** start of Data listing **

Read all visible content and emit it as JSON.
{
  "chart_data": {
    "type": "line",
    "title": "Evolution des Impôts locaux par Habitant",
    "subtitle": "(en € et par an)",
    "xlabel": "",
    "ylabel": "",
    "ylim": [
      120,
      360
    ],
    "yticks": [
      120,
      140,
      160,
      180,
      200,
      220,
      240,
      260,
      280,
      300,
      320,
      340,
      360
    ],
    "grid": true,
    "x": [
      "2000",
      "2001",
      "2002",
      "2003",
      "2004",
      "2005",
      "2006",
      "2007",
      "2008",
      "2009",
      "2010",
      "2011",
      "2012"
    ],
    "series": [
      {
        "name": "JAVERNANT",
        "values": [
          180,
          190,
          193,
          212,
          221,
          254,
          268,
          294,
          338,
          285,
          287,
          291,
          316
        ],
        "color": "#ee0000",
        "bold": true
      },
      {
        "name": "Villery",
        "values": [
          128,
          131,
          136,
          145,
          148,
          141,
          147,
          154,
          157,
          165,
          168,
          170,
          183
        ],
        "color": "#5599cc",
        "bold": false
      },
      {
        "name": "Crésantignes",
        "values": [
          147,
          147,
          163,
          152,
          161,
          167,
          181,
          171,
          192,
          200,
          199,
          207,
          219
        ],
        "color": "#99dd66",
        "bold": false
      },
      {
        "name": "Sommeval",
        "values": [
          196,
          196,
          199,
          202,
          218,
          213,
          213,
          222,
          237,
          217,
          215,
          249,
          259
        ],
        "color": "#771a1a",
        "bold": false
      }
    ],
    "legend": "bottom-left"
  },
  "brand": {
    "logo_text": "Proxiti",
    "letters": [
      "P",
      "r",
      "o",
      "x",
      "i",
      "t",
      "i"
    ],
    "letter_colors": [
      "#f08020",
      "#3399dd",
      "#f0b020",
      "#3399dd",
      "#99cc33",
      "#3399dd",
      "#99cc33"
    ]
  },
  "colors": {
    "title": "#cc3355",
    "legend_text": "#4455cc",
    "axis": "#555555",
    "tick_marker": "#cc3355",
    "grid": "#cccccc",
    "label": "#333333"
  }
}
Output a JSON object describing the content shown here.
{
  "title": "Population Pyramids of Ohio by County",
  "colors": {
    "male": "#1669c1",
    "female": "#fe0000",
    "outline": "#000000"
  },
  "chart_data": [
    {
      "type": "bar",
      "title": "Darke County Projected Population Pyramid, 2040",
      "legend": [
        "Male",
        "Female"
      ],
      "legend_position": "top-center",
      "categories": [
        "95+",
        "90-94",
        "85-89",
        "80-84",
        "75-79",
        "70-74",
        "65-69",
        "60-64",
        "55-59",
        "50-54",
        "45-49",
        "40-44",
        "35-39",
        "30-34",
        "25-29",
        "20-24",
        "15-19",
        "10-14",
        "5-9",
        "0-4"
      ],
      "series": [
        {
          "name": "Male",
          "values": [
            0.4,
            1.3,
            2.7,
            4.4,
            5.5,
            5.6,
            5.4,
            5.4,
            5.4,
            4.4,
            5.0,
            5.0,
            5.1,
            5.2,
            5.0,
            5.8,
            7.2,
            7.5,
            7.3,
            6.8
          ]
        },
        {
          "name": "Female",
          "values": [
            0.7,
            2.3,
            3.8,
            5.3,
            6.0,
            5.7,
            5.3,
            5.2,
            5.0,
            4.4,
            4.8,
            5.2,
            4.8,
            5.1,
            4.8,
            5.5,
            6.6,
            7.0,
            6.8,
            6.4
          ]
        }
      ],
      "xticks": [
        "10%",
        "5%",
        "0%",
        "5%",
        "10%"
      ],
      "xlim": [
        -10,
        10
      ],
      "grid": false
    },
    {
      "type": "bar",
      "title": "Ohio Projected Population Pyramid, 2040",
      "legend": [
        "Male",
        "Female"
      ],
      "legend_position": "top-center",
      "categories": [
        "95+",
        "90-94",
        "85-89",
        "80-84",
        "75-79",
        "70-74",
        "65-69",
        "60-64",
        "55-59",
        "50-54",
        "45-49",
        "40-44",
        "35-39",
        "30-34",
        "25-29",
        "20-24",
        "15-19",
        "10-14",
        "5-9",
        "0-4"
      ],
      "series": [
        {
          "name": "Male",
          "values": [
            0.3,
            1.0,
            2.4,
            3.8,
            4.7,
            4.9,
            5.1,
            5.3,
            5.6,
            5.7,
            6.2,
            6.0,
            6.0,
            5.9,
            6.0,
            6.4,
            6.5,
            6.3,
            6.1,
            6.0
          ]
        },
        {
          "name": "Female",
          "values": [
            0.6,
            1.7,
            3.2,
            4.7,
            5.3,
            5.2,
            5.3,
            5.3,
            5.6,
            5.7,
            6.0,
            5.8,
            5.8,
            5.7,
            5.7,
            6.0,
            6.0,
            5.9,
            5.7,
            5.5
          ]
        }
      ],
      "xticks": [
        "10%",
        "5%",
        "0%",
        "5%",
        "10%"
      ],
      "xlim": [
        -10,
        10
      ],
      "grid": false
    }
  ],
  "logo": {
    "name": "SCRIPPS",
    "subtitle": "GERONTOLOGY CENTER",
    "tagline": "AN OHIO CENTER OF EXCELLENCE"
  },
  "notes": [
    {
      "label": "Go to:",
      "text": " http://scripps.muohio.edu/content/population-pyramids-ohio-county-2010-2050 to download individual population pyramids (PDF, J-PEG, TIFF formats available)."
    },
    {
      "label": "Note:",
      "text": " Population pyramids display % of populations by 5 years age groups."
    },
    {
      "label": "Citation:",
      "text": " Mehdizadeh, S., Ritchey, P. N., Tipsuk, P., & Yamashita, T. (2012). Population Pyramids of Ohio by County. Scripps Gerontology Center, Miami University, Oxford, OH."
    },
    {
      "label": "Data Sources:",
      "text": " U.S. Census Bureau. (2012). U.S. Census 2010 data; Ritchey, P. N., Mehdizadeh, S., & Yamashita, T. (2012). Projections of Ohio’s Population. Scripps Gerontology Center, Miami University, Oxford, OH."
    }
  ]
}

** end of Data listing **

# Short task
Go through the data and gather every line that holds "Projected".

# Answer to this problem
      "title": "Darke County Projected Population Pyramid, 2040",
      "title": "Ohio Projected Population Pyramid, 2040",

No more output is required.